Look through the lines below and extract any with the word "structured".

_MATERIAL_
----

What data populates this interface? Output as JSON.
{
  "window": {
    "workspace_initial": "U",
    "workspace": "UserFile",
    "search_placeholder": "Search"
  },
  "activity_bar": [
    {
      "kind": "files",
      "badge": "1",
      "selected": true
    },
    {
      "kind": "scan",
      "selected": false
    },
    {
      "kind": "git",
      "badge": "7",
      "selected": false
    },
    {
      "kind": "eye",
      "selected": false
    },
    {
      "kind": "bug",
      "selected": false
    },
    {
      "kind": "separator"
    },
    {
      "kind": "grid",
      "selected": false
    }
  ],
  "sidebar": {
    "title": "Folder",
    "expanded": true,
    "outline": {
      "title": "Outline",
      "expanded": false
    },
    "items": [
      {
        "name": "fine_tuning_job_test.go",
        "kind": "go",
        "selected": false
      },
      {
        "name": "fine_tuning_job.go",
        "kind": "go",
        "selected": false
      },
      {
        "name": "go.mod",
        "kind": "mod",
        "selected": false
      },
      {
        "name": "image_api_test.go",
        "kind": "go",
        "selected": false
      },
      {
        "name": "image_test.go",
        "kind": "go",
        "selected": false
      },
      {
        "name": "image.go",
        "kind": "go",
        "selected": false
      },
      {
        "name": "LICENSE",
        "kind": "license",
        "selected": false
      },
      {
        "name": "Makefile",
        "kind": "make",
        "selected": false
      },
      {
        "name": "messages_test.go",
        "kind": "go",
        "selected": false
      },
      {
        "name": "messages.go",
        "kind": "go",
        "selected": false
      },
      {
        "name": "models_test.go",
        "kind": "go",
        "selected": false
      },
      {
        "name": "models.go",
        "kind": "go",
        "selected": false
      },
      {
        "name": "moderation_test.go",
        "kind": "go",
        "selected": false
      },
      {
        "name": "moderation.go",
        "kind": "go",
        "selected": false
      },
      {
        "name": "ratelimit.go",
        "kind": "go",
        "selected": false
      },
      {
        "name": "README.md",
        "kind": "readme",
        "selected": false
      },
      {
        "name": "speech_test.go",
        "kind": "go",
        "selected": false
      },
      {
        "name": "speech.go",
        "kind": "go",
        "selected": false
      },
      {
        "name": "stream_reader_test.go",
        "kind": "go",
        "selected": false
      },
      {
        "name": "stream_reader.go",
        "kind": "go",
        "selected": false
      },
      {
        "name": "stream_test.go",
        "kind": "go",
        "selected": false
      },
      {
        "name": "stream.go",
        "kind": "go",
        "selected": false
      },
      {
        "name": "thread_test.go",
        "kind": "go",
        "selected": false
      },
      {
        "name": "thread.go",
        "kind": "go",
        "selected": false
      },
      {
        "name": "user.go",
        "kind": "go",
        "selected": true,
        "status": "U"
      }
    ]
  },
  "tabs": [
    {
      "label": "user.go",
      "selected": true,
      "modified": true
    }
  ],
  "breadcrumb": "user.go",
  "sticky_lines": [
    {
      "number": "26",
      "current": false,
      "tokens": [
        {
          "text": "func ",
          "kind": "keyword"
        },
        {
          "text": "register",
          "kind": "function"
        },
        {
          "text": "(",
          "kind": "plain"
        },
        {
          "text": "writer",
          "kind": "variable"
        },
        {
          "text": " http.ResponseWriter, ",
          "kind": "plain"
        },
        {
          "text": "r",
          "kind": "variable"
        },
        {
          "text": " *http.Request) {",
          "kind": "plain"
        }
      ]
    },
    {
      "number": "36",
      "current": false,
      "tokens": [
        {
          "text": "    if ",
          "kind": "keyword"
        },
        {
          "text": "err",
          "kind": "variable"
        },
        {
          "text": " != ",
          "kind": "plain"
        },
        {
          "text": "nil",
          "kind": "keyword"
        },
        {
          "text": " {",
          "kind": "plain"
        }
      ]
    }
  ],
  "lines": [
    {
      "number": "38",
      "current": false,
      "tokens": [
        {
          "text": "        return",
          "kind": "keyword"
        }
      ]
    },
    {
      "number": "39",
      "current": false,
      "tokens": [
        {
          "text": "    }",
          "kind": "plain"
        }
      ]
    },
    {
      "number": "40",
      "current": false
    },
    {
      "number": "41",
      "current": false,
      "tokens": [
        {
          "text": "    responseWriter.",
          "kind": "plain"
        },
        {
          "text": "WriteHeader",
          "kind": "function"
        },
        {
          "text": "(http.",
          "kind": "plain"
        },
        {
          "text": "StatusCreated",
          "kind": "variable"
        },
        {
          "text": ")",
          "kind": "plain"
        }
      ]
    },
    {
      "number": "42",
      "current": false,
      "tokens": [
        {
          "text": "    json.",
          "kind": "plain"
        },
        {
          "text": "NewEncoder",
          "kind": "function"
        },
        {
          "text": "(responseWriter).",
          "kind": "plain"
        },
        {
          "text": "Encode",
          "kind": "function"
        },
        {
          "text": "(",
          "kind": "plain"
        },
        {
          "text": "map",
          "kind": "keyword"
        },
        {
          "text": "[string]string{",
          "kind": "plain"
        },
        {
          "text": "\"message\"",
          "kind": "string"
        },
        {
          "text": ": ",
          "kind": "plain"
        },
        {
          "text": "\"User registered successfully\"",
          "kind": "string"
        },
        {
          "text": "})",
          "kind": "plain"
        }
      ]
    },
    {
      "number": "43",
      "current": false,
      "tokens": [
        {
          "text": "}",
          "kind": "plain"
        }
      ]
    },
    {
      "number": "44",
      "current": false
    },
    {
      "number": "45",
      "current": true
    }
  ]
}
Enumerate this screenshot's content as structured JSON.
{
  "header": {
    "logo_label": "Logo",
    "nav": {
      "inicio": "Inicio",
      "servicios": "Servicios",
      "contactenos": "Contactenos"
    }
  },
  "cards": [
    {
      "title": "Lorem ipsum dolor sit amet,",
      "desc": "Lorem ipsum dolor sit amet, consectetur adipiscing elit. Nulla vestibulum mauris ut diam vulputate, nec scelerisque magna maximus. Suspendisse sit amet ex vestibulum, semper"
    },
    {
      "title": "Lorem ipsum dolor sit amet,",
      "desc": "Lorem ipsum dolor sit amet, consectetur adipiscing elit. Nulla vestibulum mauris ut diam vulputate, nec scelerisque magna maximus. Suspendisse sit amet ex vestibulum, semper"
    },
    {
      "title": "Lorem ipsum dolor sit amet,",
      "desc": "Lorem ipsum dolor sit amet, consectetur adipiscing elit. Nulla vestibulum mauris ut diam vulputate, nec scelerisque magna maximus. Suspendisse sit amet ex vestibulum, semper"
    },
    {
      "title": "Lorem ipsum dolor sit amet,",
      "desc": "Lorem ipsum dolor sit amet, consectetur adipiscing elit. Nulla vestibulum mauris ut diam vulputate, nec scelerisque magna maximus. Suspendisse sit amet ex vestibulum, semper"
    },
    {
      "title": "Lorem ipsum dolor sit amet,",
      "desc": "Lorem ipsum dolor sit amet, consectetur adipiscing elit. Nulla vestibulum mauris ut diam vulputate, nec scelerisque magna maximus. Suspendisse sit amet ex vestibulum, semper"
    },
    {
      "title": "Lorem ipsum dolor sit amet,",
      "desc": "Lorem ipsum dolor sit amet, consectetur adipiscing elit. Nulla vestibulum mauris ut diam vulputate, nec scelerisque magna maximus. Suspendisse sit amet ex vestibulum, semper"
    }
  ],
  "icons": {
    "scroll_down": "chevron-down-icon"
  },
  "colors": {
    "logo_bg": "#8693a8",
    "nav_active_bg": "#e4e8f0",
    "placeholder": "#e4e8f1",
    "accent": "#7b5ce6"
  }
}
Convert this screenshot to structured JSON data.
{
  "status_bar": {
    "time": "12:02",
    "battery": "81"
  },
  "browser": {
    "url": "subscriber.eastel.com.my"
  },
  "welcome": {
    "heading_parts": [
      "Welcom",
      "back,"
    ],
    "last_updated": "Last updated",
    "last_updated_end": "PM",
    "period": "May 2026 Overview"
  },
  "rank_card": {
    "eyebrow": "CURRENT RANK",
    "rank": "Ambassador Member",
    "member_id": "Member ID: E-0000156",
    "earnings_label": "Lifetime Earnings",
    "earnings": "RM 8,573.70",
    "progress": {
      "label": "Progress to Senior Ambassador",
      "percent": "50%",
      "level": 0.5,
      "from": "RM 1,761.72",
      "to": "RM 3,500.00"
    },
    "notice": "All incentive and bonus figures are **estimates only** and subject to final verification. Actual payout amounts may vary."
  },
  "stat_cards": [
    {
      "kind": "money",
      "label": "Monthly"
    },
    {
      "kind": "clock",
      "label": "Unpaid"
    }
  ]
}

----

_FULL SOLUTION_
Enumerate this screenshot's content as structured JSON.
Convert this screenshot to structured JSON data.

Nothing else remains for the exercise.